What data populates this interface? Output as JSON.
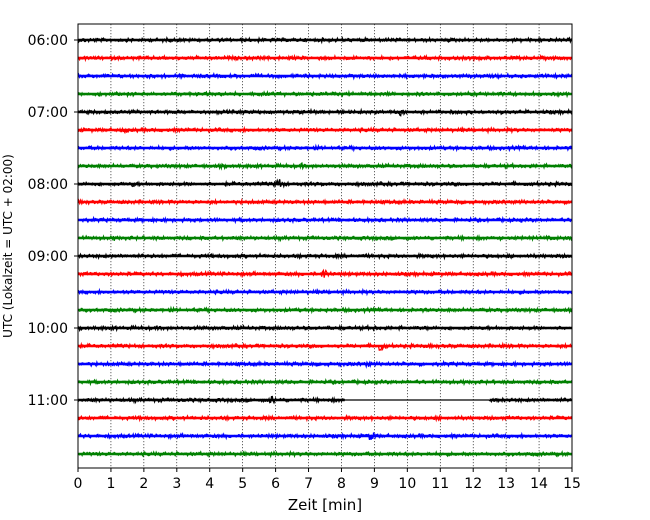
{
  "chart_data": {
    "type": "line",
    "title": "",
    "xlabel": "Zeit  [min]",
    "ylabel": "UTC (Lokalzeit = UTC + 02:00)",
    "xlim": [
      0,
      15
    ],
    "x_ticks": [
      "0",
      "1",
      "2",
      "3",
      "4",
      "5",
      "6",
      "7",
      "8",
      "9",
      "10",
      "11",
      "12",
      "13",
      "14",
      "15"
    ],
    "y_tick_labels": [
      "06:00",
      "07:00",
      "08:00",
      "09:00",
      "10:00",
      "11:00"
    ],
    "grid_x": true,
    "trace_interval_min": 15,
    "trace_colors": [
      "#000000",
      "#ff0000",
      "#0000ff",
      "#008000"
    ],
    "traces": [
      {
        "start": "06:00",
        "color": "#000000",
        "events": [
          {
            "t": 0.2,
            "amp": 0.25
          }
        ]
      },
      {
        "start": "06:15",
        "color": "#ff0000",
        "events": [
          {
            "t": 4.9,
            "amp": 0.2
          }
        ]
      },
      {
        "start": "06:30",
        "color": "#0000ff",
        "events": []
      },
      {
        "start": "06:45",
        "color": "#008000",
        "events": []
      },
      {
        "start": "07:00",
        "color": "#000000",
        "events": [
          {
            "t": 9.8,
            "amp": 0.45
          }
        ]
      },
      {
        "start": "07:15",
        "color": "#ff0000",
        "events": [
          {
            "t": 1.4,
            "amp": 0.35
          }
        ]
      },
      {
        "start": "07:30",
        "color": "#0000ff",
        "events": [
          {
            "t": 13.1,
            "amp": 0.15
          }
        ]
      },
      {
        "start": "07:45",
        "color": "#008000",
        "events": [
          {
            "t": 6.8,
            "amp": 0.3
          }
        ]
      },
      {
        "start": "08:00",
        "color": "#000000",
        "events": [
          {
            "t": 1.7,
            "amp": 0.35
          },
          {
            "t": 6.1,
            "amp": 0.7
          }
        ]
      },
      {
        "start": "08:15",
        "color": "#ff0000",
        "events": []
      },
      {
        "start": "08:30",
        "color": "#0000ff",
        "events": [
          {
            "t": 8.6,
            "amp": 0.2
          }
        ]
      },
      {
        "start": "08:45",
        "color": "#008000",
        "events": [
          {
            "t": 1.1,
            "amp": 0.3
          }
        ]
      },
      {
        "start": "09:00",
        "color": "#000000",
        "events": []
      },
      {
        "start": "09:15",
        "color": "#ff0000",
        "events": [
          {
            "t": 7.5,
            "amp": 0.7
          }
        ]
      },
      {
        "start": "09:30",
        "color": "#0000ff",
        "events": [
          {
            "t": 6.6,
            "amp": 0.2
          }
        ]
      },
      {
        "start": "09:45",
        "color": "#008000",
        "events": [
          {
            "t": 13.5,
            "amp": 0.15
          }
        ]
      },
      {
        "start": "10:00",
        "color": "#000000",
        "events": [
          {
            "t": 9.0,
            "amp": 0.3
          }
        ]
      },
      {
        "start": "10:15",
        "color": "#ff0000",
        "events": [
          {
            "t": 9.2,
            "amp": 0.7
          }
        ]
      },
      {
        "start": "10:30",
        "color": "#0000ff",
        "events": [
          {
            "t": 8.8,
            "amp": 0.35
          }
        ]
      },
      {
        "start": "10:45",
        "color": "#008000",
        "events": []
      },
      {
        "start": "11:00",
        "color": "#000000",
        "events": [
          {
            "t": 5.9,
            "amp": 0.5
          }
        ],
        "gap": [
          8.1,
          12.5
        ]
      },
      {
        "start": "11:15",
        "color": "#ff0000",
        "events": [
          {
            "t": 3.2,
            "amp": 0.2
          }
        ]
      },
      {
        "start": "11:30",
        "color": "#0000ff",
        "events": [
          {
            "t": 8.9,
            "amp": 0.6
          }
        ]
      },
      {
        "start": "11:45",
        "color": "#008000",
        "events": [
          {
            "t": 7.0,
            "amp": 0.2
          }
        ]
      }
    ]
  }
}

────

_Stated task_
Except for the pictures, reproduce every line exactly.

_Complete output_
What data populates this interface? Output as JSON.
{
  "chart_data": {
    "type": "line",
    "title": "",
    "xlabel": "Zeit  [min]",
    "ylabel": "UTC (Lokalzeit = UTC + 02:00)",
    "xlim": [
      0,
      15
    ],
    "x_ticks": [
      "0",
      "1",
      "2",
      "3",
      "4",
      "5",
      "6",
      "7",
      "8",
      "9",
      "10",
      "11",
      "12",
      "13",
      "14",
      "15"
    ],
    "y_tick_labels": [
      "06:00",
      "07:00",
      "08:00",
      "09:00",
      "10:00",
      "11:00"
    ],
    "grid_x": true,
    "trace_interval_min": 15,
    "trace_colors": [
      "#000000",
      "#ff0000",
      "#0000ff",
      "#008000"
    ],
    "traces": [
      {
        "start": "06:00",
        "color": "#000000",
        "events": [
          {
            "t": 0.2,
            "amp": 0.25
          }
        ]
      },
      {
        "start": "06:15",
        "color": "#ff0000",
        "events": [
          {
            "t": 4.9,
            "amp": 0.2
          }
        ]
      },
      {
        "start": "06:30",
        "color": "#0000ff",
        "events": []
      },
      {
        "start": "06:45",
        "color": "#008000",
        "events": []
      },
      {
        "start": "07:00",
        "color": "#000000",
        "events": [
          {
            "t": 9.8,
            "amp": 0.45
          }
        ]
      },
      {
        "start": "07:15",
        "color": "#ff0000",
        "events": [
          {
            "t": 1.4,
            "amp": 0.35
          }
        ]
      },
      {
        "start": "07:30",
        "color": "#0000ff",
        "events": [
          {
            "t": 13.1,
            "amp": 0.15
          }
        ]
      },
      {
        "start": "07:45",
        "color": "#008000",
        "events": [
          {
            "t": 6.8,
            "amp": 0.3
          }
        ]
      },
      {
        "start": "08:00",
        "color": "#000000",
        "events": [
          {
            "t": 1.7,
            "amp": 0.35
          },
          {
            "t": 6.1,
            "amp": 0.7
          }
        ]
      },
      {
        "start": "08:15",
        "color": "#ff0000",
        "events": []
      },
      {
        "start": "08:30",
        "color": "#0000ff",
        "events": [
          {
            "t": 8.6,
            "amp": 0.2
          }
        ]
      },
      {
        "start": "08:45",
        "color": "#008000",
        "events": [
          {
            "t": 1.1,
            "amp": 0.3
          }
        ]
      },
      {
        "start": "09:00",
        "color": "#000000",
        "events": []
      },
      {
        "start": "09:15",
        "color": "#ff0000",
        "events": [
          {
            "t": 7.5,
            "amp": 0.7
          }
        ]
      },
      {
        "start": "09:30",
        "color": "#0000ff",
        "events": [
          {
            "t": 6.6,
            "amp": 0.2
          }
        ]
      },
      {
        "start": "09:45",
        "color": "#008000",
        "events": [
          {
            "t": 13.5,
            "amp": 0.15
          }
        ]
      },
      {
        "start": "10:00",
        "color": "#000000",
        "events": [
          {
            "t": 9.0,
            "amp": 0.3
          }
        ]
      },
      {
        "start": "10:15",
        "color": "#ff0000",
        "events": [
          {
            "t": 9.2,
            "amp": 0.7
          }
        ]
      },
      {
        "start": "10:30",
        "color": "#0000ff",
        "events": [
          {
            "t": 8.8,
            "amp": 0.35
          }
        ]
      },
      {
        "start": "10:45",
        "color": "#008000",
        "events": []
      },
      {
        "start": "11:00",
        "color": "#000000",
        "events": [
          {
            "t": 5.9,
            "amp": 0.5
          }
        ],
        "gap": [
          8.1,
          12.5
        ]
      },
      {
        "start": "11:15",
        "color": "#ff0000",
        "events": [
          {
            "t": 3.2,
            "amp": 0.2
          }
        ]
      },
      {
        "start": "11:30",
        "color": "#0000ff",
        "events": [
          {
            "t": 8.9,
            "amp": 0.6
          }
        ]
      },
      {
        "start": "11:45",
        "color": "#008000",
        "events": [
          {
            "t": 7.0,
            "amp": 0.2
          }
        ]
      }
    ]
  }
}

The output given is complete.